Data for processing:
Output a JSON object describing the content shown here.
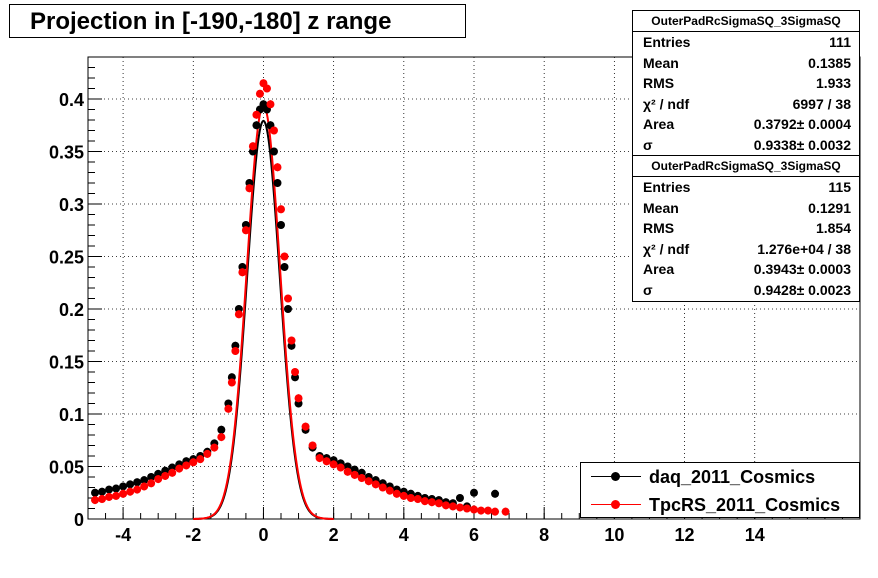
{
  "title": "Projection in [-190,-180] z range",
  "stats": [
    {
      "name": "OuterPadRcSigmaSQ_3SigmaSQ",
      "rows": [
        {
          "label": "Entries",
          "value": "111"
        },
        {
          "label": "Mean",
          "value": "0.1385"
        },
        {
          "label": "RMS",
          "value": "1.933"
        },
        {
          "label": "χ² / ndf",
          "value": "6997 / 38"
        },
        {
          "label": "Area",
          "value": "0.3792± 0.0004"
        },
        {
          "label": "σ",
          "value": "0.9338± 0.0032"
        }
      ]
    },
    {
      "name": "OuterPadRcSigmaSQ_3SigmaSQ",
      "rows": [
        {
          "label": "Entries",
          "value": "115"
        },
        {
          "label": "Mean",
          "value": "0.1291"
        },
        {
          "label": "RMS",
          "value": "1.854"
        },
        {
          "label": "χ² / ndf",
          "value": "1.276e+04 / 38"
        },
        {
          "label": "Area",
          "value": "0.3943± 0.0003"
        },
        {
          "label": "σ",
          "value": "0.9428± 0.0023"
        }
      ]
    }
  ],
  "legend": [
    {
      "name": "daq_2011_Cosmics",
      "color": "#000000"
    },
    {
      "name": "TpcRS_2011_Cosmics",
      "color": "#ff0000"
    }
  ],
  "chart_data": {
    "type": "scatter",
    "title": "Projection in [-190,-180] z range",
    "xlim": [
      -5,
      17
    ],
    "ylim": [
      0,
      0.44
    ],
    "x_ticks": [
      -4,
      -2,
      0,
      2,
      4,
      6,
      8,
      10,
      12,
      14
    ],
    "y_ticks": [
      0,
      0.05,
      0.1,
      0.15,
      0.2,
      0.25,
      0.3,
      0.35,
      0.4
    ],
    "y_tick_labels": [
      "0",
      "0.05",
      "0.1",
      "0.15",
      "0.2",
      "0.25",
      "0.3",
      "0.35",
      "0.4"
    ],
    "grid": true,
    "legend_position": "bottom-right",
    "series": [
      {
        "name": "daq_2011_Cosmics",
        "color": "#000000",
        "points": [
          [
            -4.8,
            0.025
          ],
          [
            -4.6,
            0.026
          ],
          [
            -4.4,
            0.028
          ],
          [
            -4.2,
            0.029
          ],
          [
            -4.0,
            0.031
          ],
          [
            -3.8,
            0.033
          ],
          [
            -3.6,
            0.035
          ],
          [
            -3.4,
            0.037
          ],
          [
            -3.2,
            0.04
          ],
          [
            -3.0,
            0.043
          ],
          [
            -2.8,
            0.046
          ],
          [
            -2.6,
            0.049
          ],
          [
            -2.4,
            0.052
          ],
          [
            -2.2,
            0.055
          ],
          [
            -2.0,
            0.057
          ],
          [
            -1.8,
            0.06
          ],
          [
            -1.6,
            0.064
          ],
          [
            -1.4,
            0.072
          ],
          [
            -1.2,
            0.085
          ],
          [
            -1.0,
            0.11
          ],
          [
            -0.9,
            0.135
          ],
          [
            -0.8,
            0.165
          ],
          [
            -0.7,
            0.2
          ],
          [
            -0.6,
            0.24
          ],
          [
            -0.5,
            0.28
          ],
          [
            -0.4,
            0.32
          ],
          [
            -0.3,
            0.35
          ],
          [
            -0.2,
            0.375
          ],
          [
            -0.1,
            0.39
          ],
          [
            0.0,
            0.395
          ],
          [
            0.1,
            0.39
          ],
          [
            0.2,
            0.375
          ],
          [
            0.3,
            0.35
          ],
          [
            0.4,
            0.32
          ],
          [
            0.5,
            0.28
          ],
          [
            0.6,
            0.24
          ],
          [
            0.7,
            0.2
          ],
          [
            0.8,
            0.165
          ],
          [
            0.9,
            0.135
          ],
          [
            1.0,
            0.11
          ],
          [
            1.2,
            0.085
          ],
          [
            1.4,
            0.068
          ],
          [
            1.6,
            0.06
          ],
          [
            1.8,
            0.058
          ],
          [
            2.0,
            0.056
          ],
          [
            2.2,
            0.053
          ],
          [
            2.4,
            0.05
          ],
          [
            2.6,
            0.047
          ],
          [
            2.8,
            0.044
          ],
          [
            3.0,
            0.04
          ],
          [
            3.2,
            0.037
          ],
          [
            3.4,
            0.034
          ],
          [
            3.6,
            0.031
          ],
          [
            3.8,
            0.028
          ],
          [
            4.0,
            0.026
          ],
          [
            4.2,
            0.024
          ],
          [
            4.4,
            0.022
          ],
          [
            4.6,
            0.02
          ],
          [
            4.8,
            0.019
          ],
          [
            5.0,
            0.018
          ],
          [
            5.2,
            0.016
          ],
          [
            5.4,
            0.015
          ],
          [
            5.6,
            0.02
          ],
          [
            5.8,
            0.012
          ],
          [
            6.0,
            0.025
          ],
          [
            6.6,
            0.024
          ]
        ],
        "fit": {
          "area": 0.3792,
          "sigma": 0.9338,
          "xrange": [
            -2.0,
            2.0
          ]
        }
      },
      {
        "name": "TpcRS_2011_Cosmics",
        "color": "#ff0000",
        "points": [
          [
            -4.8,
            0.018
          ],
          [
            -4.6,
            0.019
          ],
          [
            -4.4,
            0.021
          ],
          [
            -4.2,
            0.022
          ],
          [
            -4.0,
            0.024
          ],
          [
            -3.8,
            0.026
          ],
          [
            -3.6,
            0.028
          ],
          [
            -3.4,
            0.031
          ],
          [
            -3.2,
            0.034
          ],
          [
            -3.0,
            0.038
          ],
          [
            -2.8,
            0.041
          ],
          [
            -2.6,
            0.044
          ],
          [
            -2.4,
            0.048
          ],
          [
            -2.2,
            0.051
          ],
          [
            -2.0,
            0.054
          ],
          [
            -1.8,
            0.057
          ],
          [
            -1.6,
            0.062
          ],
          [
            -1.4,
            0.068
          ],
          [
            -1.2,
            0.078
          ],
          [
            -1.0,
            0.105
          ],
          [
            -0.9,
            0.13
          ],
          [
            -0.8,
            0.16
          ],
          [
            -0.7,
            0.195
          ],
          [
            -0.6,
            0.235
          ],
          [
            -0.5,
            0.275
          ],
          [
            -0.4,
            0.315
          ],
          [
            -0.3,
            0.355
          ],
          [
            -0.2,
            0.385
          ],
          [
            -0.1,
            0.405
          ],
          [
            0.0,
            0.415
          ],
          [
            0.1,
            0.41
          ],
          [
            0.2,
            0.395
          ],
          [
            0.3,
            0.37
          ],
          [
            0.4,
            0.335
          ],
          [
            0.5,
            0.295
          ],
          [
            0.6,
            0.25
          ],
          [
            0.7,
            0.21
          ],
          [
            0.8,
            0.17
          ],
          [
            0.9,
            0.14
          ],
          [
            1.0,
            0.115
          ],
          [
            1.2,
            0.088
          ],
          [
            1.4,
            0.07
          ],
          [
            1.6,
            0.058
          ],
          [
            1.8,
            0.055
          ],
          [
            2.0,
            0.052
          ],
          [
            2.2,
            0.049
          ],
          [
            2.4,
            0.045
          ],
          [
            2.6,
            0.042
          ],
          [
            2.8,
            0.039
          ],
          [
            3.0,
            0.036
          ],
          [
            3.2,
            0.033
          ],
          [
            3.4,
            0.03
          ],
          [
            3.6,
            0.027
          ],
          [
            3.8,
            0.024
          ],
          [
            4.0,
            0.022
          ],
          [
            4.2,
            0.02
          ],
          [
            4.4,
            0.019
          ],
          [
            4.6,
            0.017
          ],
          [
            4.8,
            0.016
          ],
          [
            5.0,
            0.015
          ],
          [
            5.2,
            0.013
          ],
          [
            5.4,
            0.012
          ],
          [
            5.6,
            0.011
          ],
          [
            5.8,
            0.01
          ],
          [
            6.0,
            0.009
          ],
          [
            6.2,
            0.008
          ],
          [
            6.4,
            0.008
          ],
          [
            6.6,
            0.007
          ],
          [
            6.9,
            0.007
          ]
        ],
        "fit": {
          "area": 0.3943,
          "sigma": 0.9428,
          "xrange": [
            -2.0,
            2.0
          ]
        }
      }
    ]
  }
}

--

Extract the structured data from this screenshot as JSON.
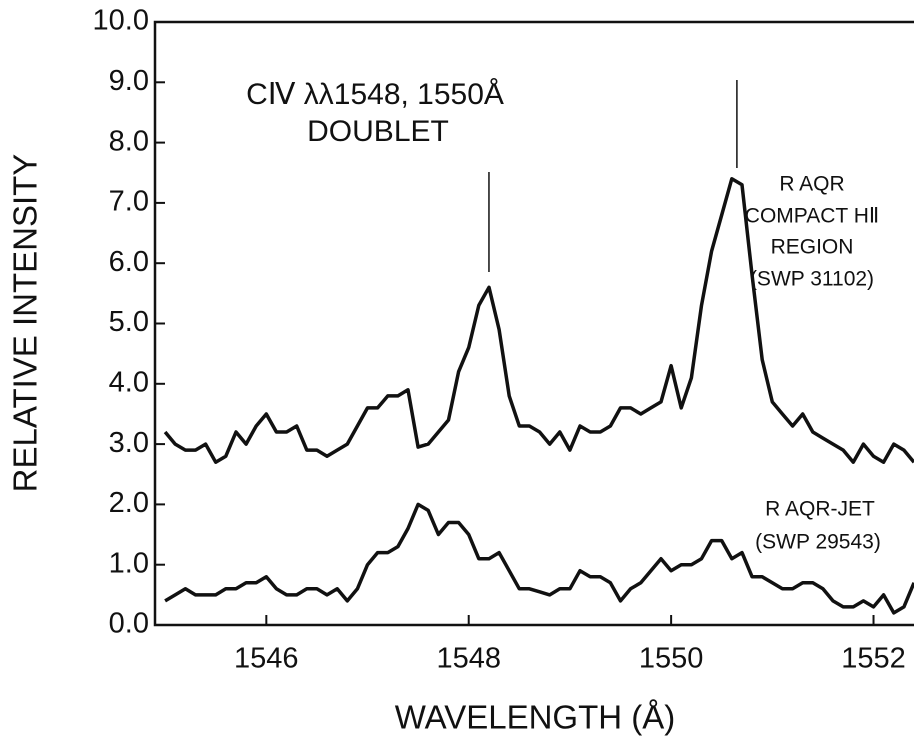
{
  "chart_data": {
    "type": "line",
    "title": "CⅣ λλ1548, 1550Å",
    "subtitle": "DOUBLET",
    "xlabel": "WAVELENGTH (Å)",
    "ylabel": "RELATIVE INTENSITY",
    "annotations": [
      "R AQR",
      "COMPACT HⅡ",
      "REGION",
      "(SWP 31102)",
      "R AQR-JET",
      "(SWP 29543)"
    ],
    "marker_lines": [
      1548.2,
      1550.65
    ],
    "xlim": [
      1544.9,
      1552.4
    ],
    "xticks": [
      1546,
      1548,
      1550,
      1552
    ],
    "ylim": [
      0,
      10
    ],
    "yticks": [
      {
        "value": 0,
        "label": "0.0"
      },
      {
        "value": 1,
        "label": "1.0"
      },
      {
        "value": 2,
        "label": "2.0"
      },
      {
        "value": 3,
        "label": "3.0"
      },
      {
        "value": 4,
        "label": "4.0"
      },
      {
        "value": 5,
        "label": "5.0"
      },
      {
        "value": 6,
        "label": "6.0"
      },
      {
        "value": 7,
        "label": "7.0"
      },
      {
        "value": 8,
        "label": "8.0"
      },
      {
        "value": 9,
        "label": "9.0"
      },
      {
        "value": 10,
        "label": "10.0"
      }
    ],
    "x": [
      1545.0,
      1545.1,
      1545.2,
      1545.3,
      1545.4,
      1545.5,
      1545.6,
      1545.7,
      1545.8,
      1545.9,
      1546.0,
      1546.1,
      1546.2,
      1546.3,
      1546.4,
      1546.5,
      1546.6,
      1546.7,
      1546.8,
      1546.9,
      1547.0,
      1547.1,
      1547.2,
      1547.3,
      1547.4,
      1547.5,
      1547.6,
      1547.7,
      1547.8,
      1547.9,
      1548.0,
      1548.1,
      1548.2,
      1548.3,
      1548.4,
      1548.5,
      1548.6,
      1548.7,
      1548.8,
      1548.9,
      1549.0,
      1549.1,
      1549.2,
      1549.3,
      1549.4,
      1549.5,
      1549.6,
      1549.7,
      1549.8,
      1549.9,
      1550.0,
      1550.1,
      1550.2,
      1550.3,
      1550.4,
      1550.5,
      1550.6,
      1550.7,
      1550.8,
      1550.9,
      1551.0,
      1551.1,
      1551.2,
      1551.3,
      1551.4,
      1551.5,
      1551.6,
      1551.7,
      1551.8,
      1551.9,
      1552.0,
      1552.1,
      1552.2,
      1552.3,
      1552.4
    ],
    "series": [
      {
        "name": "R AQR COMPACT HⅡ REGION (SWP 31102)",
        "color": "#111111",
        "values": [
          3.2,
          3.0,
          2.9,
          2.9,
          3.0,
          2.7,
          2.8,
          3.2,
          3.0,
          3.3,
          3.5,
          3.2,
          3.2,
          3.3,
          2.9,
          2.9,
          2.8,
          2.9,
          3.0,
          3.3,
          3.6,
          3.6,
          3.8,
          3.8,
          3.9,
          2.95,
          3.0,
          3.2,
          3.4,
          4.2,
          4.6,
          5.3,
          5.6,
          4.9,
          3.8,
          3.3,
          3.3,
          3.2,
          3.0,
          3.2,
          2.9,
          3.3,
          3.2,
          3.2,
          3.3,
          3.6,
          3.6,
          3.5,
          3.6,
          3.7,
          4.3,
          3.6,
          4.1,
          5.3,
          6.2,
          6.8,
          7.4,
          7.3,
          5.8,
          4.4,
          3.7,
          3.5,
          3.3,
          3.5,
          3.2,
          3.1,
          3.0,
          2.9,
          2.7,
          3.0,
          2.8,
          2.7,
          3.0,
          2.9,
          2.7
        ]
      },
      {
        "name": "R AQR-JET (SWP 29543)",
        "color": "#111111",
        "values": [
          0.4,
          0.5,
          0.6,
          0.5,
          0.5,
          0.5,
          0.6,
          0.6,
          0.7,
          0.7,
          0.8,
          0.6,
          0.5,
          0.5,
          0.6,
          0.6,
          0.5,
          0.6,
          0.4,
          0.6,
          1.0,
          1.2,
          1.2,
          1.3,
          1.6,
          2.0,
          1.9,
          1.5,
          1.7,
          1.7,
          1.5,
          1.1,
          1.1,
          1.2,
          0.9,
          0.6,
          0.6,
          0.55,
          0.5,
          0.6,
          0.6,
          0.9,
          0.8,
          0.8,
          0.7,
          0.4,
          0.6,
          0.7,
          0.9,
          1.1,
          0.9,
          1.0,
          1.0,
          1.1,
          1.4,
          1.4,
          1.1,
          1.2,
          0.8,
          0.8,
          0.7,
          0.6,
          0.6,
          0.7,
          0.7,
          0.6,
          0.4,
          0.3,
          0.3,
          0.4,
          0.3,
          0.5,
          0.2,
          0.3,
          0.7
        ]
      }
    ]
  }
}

Request: Gather each line holding the string "color".

Reply to the task:
      "color": "#000000"
      "color": "#ff0000"
        "color": "#000000",
        "color": "#ff0000",
        "color": "#111111",
        "color": "#111111",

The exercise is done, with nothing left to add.